== AUFGABEN ==
1. Beantworte zum Text über das Lübecker Rathaus diese Fragen:
(a) Bis wann reichen die Anfänge des Rathauses zurück?
(b) Wer schuf 1594 die Freitreppe?
(c) Was zeigt das Renaissanceportal von 1574 im Audienzsaal?
2. Führe den Text über das Lübecker Rathaus ab seinem letzten Satz weiter.

== VORLIEGENDER TEXT ==
════
Lübecker Rathaus
Wer auf dem Markt steht und an der dunklen, fast schwarz schimmernden Wand emporschaut, blickt auf ein Stück gebauten Stolz: Das Lübecker Rathaus zählt zu den größten und ältesten noch immer genutzten mittelalterlichen Rathäusern Deutschlands. Seine Anfänge reichen bis um 1230/1240 zurück; über die Jahrhunderte wuchs es Stück für Stück zu dem verschachtelten Ensemble aus Backsteingotik und Renaissance, das heute den Marktplatz umfasst.

Das auffälligste Detail sind die großen runden Löcher in den hohen Schauwänden. Sie sind kein Schmuck und kein Taubenschlag, sondern handfeste Statik: Die Mauern ragen weit über die eigentlichen Dächer hinaus, um den Bau größer und mächtiger wirken zu lassen – und damit der Wind diese freistehenden Wände nicht eindrückt, ließ man ihn durch die Öffnungen einfach hindurchpfeifen. Die dunkel glasierten Ziegel und die Farben Schwarz-Weiß sind ebenfalls Programm: Sie verweisen auf den Reichsadler, denn Lübeck war Freie Reichsstadt und Haupt der Hanse.

Um 1435 gab Ratsbaumeister Peck der Schildwand mit ihren drei schlanken Türmen die bis heute vertraute Form. In der Renaissance kamen die schmuckvolle Laube (1570–1572) und die feine Freitreppe hinzu, die Robert Coppens 1594 schuf. Im Inneren verbergen sich prächtige Säle: der Audienzsaal mit einem Renaissanceportal von 1574, das das „Urteil Salomons" zeigt, und einst die Kriegsstube mit ihrer kostbaren Holzvertäfelung – sie wurde beim Luftangriff 1942 zerstört.
════
Daten zur Analyse des Seitenlayouts
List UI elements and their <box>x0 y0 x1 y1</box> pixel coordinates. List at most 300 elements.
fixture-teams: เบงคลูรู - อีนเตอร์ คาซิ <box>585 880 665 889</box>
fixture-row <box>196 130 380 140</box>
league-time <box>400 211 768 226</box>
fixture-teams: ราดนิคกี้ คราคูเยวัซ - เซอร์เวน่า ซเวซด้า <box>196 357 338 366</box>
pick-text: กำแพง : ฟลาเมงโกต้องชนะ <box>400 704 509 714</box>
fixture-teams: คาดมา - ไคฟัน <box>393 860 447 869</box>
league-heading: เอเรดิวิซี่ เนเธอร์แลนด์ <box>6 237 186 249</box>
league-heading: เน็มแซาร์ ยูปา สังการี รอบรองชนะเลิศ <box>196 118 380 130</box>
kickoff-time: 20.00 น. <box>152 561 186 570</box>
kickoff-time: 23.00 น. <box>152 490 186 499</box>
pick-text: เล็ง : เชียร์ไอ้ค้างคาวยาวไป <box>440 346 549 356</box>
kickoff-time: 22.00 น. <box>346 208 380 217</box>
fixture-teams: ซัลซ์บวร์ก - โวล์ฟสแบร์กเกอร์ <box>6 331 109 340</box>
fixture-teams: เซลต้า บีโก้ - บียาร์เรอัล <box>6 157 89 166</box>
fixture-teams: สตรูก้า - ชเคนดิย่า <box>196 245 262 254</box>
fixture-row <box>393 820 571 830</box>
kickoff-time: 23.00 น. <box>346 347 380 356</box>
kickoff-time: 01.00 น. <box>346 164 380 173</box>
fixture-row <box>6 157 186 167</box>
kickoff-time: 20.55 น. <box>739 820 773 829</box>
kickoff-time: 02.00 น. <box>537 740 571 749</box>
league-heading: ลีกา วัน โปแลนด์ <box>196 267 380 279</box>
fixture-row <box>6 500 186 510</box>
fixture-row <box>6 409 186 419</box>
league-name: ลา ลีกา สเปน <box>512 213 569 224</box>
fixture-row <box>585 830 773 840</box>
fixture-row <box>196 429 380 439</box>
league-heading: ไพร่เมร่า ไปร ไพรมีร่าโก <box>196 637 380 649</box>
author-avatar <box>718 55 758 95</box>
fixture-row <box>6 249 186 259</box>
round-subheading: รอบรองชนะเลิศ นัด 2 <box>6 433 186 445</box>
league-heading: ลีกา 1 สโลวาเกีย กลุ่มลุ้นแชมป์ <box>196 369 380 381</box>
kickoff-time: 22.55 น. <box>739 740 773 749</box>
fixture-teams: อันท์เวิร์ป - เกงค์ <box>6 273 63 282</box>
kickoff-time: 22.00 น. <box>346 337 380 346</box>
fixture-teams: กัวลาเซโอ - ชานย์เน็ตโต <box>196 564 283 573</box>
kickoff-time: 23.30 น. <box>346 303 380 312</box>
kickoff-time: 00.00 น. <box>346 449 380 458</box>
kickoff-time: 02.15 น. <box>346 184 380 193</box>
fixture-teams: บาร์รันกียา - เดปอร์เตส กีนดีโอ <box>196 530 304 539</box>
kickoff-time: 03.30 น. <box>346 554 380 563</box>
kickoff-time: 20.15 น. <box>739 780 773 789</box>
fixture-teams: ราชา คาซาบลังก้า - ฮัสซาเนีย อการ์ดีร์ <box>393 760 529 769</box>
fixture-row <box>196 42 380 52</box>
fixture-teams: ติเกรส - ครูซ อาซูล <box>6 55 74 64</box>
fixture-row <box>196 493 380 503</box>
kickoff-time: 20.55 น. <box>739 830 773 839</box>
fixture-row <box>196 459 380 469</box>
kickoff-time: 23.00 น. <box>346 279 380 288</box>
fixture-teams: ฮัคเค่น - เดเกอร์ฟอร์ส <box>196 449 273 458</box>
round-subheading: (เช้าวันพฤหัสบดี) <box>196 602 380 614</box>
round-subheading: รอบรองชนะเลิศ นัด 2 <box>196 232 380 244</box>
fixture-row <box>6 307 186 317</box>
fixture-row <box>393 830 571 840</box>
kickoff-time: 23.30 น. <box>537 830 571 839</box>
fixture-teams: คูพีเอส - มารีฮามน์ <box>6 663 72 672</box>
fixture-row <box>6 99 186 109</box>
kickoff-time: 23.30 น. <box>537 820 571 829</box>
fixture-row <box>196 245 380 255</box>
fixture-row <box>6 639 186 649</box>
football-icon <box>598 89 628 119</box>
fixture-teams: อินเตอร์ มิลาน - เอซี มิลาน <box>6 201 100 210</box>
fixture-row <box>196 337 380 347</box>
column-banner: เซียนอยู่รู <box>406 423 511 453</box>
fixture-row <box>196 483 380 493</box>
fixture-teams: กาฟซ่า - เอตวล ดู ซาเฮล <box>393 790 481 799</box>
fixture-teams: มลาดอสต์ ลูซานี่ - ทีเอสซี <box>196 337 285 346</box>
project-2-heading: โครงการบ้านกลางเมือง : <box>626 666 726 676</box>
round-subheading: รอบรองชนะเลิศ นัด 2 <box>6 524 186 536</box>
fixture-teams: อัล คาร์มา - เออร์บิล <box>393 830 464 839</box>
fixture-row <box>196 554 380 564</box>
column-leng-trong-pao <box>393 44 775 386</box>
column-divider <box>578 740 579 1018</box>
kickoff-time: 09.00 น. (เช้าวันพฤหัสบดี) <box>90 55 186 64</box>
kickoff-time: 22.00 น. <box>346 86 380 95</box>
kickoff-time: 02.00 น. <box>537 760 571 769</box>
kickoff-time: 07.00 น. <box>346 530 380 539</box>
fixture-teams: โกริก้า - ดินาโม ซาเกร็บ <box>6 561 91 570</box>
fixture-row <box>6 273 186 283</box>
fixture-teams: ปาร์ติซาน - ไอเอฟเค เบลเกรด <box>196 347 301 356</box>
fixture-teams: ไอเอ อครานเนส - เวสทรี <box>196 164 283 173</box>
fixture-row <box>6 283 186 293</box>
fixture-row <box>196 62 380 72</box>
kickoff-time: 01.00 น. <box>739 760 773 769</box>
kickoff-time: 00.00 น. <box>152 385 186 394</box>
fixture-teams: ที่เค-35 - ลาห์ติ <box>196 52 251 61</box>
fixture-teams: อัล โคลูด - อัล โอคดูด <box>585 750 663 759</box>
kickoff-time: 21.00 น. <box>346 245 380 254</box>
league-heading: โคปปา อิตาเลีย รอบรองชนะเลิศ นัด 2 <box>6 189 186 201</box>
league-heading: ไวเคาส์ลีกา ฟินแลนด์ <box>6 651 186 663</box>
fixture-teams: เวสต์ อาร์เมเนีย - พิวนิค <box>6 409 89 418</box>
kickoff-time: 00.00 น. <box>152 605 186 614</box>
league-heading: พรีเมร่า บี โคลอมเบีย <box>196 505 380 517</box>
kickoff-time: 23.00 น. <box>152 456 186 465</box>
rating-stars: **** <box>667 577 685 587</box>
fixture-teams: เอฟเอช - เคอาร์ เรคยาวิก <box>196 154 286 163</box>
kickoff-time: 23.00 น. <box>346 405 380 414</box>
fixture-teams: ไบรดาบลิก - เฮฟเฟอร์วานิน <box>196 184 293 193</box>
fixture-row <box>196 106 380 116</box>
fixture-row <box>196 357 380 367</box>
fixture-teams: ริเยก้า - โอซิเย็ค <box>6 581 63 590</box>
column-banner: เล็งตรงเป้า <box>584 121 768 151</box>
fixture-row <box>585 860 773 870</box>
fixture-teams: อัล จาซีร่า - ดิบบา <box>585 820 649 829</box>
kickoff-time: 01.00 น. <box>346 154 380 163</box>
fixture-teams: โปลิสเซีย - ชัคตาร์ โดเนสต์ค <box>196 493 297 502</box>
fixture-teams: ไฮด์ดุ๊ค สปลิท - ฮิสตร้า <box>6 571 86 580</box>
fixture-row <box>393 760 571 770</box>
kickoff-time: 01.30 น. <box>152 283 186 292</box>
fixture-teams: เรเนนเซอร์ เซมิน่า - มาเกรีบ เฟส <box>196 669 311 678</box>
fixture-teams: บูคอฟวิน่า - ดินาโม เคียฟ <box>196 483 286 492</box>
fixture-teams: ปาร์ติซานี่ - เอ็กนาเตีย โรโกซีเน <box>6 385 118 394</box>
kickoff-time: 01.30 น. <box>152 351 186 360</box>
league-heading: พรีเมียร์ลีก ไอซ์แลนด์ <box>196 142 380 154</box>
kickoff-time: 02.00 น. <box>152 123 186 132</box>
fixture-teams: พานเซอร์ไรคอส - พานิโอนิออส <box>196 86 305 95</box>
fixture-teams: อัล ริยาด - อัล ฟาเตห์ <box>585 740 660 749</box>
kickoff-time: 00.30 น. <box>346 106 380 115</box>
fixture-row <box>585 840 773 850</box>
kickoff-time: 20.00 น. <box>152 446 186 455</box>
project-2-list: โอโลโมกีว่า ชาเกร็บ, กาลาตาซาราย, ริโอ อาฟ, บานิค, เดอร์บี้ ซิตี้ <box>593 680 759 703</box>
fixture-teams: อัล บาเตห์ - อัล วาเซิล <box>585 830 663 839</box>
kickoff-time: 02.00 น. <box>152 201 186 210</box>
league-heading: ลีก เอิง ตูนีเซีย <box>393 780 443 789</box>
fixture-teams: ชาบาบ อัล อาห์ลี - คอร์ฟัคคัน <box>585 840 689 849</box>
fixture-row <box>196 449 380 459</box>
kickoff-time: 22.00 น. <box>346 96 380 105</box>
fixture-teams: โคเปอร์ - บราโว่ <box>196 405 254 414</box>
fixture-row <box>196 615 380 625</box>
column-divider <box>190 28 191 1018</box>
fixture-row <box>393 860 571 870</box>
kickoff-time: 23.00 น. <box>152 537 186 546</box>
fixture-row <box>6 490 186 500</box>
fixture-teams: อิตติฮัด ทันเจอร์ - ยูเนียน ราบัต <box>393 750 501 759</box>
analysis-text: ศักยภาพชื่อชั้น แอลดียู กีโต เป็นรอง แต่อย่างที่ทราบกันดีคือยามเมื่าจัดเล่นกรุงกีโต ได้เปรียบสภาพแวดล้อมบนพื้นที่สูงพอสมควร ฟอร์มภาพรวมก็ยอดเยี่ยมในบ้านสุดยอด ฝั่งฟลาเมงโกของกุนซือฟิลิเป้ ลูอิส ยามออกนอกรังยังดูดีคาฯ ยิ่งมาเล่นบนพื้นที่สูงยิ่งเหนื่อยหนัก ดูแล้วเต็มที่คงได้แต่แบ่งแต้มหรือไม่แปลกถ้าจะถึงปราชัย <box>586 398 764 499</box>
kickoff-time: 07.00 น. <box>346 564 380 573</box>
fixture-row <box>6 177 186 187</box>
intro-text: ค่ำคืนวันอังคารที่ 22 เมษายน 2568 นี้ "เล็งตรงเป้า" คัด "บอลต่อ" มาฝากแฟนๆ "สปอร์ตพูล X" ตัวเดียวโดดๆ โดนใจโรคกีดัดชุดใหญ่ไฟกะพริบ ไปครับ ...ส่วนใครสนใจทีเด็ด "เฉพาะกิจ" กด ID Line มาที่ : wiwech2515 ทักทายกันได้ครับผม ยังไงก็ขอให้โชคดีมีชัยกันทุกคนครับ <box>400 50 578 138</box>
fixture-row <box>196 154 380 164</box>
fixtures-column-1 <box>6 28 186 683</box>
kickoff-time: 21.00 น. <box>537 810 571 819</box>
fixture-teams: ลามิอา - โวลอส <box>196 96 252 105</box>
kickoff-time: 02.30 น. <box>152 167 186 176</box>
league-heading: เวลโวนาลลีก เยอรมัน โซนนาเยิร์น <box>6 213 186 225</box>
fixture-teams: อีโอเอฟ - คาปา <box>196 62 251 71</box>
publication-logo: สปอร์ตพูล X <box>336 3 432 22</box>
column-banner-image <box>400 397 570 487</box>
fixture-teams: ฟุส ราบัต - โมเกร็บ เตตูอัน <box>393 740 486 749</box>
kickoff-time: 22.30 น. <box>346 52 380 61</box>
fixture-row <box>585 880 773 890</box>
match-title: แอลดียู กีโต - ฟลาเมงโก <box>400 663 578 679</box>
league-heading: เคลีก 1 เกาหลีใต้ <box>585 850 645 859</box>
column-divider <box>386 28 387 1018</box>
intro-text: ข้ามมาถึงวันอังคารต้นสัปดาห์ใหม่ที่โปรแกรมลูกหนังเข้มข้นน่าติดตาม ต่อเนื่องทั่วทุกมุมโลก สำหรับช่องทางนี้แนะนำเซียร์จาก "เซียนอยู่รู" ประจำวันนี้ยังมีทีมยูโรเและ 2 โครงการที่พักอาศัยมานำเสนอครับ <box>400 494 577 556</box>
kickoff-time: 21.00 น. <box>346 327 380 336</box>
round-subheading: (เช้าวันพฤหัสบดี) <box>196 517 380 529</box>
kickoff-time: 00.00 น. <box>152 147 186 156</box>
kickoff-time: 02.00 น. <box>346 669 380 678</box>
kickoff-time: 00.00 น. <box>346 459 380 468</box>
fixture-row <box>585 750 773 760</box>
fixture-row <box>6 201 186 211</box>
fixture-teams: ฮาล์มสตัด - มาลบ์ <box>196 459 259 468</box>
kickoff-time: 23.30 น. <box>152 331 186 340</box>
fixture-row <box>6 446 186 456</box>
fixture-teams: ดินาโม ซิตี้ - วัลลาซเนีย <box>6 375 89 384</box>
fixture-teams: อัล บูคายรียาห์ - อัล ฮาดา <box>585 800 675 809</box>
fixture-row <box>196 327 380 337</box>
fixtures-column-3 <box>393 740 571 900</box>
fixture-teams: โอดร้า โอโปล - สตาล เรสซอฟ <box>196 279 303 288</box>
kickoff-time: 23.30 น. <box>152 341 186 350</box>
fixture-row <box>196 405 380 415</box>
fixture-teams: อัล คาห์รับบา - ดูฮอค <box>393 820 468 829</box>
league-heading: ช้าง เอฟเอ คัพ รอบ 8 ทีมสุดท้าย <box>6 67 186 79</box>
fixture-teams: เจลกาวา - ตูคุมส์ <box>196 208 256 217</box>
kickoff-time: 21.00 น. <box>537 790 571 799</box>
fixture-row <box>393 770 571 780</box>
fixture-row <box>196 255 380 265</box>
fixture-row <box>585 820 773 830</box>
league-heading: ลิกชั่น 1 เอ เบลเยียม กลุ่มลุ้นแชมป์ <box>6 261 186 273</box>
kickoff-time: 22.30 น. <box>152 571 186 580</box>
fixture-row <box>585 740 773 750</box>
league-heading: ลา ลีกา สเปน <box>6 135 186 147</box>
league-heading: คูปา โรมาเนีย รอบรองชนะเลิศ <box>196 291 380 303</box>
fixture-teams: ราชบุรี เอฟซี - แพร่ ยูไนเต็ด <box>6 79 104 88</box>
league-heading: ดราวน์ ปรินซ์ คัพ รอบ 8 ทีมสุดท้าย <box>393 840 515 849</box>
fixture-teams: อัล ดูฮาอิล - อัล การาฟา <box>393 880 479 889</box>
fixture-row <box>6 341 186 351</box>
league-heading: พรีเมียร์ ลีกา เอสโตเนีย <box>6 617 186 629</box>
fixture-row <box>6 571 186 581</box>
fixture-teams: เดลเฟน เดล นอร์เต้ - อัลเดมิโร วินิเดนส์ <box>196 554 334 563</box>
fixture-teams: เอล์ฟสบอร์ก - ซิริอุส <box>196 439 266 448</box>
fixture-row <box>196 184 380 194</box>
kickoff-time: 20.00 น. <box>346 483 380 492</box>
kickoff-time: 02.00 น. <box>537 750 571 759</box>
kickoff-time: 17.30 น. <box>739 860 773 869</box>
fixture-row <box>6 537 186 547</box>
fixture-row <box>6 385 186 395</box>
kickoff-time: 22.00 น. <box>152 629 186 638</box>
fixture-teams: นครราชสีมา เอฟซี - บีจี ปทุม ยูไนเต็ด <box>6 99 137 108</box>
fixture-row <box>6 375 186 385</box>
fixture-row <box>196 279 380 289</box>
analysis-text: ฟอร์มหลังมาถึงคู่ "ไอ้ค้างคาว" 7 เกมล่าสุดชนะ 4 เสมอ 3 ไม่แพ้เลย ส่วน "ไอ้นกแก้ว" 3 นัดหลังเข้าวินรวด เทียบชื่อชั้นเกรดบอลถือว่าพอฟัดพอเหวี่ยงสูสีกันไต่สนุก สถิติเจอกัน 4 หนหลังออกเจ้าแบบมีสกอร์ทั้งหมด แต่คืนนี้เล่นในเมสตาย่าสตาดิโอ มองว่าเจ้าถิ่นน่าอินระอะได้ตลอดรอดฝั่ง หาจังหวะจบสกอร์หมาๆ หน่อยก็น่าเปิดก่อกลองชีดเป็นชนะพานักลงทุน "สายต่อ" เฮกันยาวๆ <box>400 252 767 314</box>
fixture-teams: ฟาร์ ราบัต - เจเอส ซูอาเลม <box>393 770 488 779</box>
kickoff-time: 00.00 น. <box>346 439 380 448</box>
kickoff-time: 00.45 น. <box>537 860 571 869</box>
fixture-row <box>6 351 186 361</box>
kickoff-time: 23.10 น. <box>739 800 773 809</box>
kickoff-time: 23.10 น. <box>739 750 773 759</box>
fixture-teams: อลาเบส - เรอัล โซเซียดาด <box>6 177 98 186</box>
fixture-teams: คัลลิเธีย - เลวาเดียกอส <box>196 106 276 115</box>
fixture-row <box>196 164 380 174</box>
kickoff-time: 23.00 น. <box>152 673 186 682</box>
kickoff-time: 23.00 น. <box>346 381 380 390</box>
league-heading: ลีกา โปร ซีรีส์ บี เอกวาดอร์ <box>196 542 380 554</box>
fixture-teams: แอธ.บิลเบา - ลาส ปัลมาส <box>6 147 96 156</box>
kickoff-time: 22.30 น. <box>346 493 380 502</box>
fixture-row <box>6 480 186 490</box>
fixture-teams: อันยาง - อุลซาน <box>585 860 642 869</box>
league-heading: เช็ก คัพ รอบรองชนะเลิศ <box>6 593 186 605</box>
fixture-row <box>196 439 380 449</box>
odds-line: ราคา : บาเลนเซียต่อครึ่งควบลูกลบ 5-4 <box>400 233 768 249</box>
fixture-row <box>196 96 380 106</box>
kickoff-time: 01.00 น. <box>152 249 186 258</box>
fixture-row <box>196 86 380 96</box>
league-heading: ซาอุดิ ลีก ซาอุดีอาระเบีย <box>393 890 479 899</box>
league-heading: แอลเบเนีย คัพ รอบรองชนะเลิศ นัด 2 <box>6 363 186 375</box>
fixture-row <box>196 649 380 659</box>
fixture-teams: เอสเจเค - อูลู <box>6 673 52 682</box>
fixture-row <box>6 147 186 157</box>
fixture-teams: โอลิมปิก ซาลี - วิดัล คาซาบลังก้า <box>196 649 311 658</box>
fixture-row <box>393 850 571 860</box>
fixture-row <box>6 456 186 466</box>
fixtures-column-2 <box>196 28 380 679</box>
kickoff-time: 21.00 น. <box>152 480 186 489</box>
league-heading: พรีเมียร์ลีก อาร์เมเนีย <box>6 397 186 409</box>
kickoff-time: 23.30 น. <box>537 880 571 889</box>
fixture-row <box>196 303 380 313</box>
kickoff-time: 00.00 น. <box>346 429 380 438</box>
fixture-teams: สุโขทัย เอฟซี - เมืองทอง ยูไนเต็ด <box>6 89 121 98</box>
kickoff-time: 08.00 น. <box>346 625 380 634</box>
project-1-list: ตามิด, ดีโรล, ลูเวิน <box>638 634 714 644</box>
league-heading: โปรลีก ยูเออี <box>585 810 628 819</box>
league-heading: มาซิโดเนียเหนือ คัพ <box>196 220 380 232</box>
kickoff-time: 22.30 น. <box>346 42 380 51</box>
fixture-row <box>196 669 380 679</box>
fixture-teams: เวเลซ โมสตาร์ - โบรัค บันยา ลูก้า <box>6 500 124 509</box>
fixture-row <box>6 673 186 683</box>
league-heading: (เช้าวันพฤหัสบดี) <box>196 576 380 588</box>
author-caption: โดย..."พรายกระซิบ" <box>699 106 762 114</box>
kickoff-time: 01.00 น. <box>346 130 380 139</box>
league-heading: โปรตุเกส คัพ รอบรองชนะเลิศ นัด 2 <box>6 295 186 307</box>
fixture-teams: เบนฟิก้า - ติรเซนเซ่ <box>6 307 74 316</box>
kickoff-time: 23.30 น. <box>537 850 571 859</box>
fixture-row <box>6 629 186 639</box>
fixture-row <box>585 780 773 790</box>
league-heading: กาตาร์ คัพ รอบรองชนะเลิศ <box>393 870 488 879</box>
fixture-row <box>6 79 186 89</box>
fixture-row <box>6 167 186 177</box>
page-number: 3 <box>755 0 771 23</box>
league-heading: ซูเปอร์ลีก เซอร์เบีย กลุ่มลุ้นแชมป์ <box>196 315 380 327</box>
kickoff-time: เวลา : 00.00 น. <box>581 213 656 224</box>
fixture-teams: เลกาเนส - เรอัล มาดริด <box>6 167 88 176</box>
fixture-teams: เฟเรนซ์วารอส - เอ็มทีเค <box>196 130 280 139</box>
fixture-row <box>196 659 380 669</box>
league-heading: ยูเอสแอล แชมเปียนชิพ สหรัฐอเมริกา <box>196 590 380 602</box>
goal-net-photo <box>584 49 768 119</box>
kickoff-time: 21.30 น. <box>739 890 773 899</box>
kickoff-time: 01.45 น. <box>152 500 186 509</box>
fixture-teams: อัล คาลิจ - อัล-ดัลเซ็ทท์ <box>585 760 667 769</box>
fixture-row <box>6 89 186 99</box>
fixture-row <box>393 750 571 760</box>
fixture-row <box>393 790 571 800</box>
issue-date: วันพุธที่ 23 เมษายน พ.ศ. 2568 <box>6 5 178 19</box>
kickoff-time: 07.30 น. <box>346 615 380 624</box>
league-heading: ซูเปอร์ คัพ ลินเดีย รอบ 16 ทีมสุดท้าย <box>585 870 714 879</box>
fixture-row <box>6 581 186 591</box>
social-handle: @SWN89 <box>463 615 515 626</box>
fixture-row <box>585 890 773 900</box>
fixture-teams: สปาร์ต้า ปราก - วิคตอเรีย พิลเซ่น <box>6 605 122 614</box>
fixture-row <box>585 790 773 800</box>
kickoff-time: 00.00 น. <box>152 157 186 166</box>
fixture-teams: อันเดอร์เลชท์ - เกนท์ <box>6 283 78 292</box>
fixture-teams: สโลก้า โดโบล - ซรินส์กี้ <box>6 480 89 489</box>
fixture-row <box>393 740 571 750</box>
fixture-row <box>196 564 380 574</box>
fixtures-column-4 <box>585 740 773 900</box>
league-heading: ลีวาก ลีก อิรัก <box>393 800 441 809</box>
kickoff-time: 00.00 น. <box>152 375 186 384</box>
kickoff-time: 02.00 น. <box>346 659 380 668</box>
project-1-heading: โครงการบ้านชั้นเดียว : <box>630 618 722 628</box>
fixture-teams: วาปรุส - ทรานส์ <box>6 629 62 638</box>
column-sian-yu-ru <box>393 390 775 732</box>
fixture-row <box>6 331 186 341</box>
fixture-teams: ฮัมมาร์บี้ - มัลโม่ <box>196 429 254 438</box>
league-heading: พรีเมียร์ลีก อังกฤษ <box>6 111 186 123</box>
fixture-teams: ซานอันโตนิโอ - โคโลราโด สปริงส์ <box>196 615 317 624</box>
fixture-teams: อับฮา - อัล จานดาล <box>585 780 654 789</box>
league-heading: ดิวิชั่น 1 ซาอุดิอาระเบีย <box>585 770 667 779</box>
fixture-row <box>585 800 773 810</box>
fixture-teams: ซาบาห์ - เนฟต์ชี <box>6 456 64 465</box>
════
== LÖSUNGEN ==
1.
(a) Bis um 1230/1240.
(b) Robert Coppens.
(c) Das „Urteil Salomons".

2.
Hier wurde Geschichte gemacht. Vom 14. bis ins frühe 19. Jahrhundert tagte im Hansesaal zeitweise der Städtebund, der den Handel im halben Europa bestimmte. Ratsherren in dunklen Roben gingen hier ein und aus, Urteile wurden gesprochen, Bündnisse geschlossen.

Und das Rathaus ist kein Museum: Bis heute haben hier der Bürgermeister und die Bürgerschaft ihren Sitz, im Ratskeller speist man unter alten Gewölben. So verbindet kaum ein anderer Bau in Lübeck so selbstverständlich acht Jahrhunderte – wer über den Markt geht, läuft mitten durch die Machtzentrale der alten Hansestadt.
- Die Anfänge reichen bis um 1230/1240 zurück; es zählt zu den größten und ältesten noch genutzten Rathäusern Deutschlands.
- Die runden Windlöcher in den Schauwänden verringern den Winddruck auf das weit überhöhte, freistehende Mauerwerk.